Request:
Reproduce word for word everything below from the first row down to the row containing "person-icon xyxy=(1115,791,1130,822)", including both of those rows.

++++ Supplied entries

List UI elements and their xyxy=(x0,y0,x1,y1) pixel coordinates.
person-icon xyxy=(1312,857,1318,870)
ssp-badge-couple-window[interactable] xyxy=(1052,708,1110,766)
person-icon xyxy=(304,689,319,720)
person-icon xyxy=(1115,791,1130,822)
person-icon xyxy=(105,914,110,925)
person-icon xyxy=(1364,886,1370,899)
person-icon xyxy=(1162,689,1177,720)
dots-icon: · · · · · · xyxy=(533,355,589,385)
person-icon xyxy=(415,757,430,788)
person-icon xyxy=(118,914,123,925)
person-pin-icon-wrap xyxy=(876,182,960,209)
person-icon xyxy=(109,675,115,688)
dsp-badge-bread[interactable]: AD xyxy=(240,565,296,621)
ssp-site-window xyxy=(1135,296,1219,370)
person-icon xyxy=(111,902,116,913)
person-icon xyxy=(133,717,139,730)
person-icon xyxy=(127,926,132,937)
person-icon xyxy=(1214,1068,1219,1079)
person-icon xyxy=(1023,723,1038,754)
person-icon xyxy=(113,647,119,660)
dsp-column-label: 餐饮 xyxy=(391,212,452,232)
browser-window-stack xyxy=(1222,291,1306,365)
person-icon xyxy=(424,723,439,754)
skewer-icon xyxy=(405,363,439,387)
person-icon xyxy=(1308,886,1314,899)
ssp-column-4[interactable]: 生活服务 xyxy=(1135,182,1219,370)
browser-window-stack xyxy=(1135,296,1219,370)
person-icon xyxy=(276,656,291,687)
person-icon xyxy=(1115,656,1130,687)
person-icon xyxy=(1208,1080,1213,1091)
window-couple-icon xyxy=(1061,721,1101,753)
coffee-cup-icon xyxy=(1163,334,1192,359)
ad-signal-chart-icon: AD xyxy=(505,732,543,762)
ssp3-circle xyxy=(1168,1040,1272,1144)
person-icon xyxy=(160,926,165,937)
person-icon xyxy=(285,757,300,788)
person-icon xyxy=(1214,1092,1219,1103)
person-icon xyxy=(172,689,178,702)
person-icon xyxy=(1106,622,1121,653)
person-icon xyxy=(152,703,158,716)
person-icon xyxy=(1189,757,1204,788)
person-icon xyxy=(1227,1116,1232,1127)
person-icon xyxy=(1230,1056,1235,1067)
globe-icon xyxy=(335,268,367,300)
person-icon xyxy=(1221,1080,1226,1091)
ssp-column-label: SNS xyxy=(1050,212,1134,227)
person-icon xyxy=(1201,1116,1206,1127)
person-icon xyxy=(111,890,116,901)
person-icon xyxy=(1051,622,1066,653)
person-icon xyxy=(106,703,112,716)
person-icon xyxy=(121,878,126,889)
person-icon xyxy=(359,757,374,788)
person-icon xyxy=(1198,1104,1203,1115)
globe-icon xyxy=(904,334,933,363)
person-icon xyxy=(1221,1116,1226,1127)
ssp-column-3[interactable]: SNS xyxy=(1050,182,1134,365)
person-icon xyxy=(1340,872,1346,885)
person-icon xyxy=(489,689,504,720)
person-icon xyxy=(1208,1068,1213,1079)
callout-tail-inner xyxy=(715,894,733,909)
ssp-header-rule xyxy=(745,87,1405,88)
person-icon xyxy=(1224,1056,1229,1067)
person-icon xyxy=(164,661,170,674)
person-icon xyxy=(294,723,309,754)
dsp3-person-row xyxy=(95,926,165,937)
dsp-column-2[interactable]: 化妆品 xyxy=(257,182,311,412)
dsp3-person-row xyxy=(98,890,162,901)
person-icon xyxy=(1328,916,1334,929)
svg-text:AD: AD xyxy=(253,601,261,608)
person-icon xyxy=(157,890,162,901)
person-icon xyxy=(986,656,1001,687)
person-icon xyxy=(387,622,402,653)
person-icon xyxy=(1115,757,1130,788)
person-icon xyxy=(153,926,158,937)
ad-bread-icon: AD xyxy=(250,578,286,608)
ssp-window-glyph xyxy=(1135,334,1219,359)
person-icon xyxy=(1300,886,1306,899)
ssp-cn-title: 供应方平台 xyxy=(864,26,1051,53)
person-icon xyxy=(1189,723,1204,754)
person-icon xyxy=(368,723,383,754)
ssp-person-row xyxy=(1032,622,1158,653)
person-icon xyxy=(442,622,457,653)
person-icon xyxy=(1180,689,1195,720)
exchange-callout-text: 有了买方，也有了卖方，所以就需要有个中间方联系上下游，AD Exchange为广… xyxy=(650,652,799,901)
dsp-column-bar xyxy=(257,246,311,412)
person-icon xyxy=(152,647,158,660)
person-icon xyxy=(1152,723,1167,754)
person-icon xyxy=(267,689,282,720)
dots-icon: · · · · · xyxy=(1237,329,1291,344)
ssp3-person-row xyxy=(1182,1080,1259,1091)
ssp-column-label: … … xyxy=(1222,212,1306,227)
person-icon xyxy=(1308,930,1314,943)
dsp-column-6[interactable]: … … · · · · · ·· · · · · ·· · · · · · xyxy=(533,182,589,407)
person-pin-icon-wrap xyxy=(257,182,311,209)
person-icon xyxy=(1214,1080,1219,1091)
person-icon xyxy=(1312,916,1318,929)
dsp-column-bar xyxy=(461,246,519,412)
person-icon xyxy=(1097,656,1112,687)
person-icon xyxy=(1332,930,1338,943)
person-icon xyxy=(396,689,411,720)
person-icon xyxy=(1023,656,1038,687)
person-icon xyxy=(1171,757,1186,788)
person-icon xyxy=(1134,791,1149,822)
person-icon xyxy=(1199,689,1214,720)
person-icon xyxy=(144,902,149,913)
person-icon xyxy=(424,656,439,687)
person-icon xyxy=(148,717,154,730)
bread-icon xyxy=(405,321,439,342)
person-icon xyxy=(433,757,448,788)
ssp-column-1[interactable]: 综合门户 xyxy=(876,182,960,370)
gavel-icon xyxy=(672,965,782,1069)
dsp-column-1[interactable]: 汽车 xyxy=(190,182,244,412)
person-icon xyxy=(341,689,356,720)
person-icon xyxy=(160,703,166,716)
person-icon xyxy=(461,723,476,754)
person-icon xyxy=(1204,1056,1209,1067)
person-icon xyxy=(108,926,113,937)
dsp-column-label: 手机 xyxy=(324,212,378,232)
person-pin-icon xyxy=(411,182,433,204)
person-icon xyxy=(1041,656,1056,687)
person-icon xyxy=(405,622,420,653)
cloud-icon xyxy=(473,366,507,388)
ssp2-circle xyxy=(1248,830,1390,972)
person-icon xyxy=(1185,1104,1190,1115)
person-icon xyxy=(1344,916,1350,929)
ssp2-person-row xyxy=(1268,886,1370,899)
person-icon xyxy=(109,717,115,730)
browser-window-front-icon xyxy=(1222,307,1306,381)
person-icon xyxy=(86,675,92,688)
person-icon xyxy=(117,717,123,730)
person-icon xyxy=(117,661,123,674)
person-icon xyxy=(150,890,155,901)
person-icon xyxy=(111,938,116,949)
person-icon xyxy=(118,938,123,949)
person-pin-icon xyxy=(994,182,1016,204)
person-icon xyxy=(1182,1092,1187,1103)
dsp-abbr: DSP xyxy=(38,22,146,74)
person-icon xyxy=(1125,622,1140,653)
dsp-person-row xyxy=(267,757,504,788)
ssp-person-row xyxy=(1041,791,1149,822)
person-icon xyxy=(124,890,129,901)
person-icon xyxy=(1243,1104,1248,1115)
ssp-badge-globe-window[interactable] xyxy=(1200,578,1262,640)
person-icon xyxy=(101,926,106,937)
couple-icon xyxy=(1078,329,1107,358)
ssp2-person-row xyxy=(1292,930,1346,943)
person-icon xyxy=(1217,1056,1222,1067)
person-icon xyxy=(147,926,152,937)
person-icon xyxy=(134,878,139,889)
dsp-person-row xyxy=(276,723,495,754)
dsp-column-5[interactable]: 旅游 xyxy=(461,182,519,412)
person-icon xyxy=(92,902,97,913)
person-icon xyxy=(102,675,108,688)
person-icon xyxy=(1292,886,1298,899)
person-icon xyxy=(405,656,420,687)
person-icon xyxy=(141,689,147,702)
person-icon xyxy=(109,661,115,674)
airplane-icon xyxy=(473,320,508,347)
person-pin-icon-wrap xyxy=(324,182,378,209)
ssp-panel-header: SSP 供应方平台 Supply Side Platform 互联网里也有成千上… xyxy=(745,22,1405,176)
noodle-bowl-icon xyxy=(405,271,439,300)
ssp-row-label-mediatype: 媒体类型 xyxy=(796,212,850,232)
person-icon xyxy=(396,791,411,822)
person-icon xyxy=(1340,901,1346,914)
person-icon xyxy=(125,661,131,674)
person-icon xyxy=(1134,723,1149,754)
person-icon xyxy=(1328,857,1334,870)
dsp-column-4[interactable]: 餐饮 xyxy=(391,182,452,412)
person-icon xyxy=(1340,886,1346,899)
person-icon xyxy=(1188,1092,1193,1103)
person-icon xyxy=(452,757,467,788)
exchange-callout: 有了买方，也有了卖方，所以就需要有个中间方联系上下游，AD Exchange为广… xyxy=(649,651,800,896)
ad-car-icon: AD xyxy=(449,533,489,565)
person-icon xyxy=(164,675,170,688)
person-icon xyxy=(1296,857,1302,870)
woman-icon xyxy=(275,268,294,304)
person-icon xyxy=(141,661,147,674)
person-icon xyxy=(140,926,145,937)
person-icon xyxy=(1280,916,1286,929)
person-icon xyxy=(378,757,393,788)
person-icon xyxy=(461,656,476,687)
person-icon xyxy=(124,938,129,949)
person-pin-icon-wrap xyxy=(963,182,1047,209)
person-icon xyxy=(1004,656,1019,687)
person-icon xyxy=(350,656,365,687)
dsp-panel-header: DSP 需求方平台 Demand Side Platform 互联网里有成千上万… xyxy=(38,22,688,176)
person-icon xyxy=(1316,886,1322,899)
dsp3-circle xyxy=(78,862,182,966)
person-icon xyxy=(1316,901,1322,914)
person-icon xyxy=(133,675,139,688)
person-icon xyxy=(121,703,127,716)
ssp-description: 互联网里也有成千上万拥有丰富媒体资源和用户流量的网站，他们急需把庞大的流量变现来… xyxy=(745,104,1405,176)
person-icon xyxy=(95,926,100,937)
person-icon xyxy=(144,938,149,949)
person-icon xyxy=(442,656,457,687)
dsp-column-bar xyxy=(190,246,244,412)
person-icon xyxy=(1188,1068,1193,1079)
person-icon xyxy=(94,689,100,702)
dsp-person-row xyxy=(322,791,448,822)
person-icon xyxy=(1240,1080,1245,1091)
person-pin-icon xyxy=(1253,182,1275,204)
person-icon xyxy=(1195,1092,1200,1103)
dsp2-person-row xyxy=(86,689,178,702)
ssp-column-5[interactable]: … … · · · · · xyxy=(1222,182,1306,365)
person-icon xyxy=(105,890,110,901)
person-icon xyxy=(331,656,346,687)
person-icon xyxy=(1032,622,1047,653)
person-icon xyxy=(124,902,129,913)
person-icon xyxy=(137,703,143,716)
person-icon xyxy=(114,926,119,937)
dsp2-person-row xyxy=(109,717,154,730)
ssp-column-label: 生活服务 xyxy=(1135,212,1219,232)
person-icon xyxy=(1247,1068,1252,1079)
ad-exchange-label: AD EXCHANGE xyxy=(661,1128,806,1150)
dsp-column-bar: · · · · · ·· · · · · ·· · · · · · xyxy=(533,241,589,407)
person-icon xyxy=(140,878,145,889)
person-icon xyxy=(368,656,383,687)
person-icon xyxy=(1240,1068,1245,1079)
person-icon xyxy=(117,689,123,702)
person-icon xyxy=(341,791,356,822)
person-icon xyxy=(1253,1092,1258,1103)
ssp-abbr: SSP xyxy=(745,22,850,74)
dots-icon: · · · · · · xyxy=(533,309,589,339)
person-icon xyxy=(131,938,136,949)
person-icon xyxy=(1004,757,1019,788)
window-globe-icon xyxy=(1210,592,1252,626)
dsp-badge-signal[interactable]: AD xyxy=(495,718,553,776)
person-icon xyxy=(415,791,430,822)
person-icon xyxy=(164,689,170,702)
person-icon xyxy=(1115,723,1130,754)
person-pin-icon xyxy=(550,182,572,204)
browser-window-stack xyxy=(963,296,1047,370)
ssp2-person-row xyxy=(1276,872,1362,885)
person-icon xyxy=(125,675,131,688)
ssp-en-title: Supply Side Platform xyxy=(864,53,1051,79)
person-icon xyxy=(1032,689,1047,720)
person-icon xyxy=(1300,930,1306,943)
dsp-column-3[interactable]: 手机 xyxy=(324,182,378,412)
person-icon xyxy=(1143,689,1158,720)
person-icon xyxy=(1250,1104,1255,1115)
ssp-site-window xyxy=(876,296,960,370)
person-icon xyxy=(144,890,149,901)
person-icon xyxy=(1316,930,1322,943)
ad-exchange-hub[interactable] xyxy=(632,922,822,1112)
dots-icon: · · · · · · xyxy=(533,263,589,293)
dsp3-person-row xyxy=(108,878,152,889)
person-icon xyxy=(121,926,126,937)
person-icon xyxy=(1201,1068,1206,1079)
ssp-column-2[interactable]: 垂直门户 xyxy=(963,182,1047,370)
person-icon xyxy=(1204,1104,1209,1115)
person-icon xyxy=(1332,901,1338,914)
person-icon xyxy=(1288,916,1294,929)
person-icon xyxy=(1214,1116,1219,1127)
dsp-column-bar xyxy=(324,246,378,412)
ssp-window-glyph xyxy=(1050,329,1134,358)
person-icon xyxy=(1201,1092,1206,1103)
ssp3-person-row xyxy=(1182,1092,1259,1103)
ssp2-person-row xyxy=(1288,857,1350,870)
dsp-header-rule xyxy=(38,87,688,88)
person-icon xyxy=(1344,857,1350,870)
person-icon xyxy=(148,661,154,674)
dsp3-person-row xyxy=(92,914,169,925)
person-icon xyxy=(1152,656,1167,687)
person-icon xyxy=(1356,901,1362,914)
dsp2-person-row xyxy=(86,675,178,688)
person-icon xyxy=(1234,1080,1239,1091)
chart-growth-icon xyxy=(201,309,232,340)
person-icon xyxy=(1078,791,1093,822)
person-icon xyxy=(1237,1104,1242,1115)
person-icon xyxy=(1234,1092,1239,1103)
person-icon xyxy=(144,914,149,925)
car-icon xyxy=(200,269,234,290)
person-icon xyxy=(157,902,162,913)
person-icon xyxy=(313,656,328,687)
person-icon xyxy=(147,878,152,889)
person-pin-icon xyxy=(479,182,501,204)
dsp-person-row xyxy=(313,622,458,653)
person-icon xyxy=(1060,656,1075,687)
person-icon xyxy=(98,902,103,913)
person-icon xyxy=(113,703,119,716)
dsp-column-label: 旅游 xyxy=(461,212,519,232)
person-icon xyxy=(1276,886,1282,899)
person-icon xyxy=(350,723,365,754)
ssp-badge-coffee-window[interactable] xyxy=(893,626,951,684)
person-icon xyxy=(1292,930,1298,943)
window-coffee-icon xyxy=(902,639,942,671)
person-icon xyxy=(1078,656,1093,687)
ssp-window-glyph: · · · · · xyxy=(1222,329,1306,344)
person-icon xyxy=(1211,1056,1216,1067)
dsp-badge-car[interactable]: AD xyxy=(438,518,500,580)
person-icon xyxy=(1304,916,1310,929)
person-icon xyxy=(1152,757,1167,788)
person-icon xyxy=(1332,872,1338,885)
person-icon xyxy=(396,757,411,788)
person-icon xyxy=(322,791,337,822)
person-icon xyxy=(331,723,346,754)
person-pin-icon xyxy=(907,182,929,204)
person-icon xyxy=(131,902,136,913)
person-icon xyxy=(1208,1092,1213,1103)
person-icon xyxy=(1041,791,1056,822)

++++++++

The response:
List UI elements and their xyxy=(x0,y0,x1,y1) pixel coordinates.
person-icon xyxy=(1312,857,1318,870)
ssp-badge-couple-window[interactable] xyxy=(1052,708,1110,766)
person-icon xyxy=(304,689,319,720)
person-icon xyxy=(1115,791,1130,822)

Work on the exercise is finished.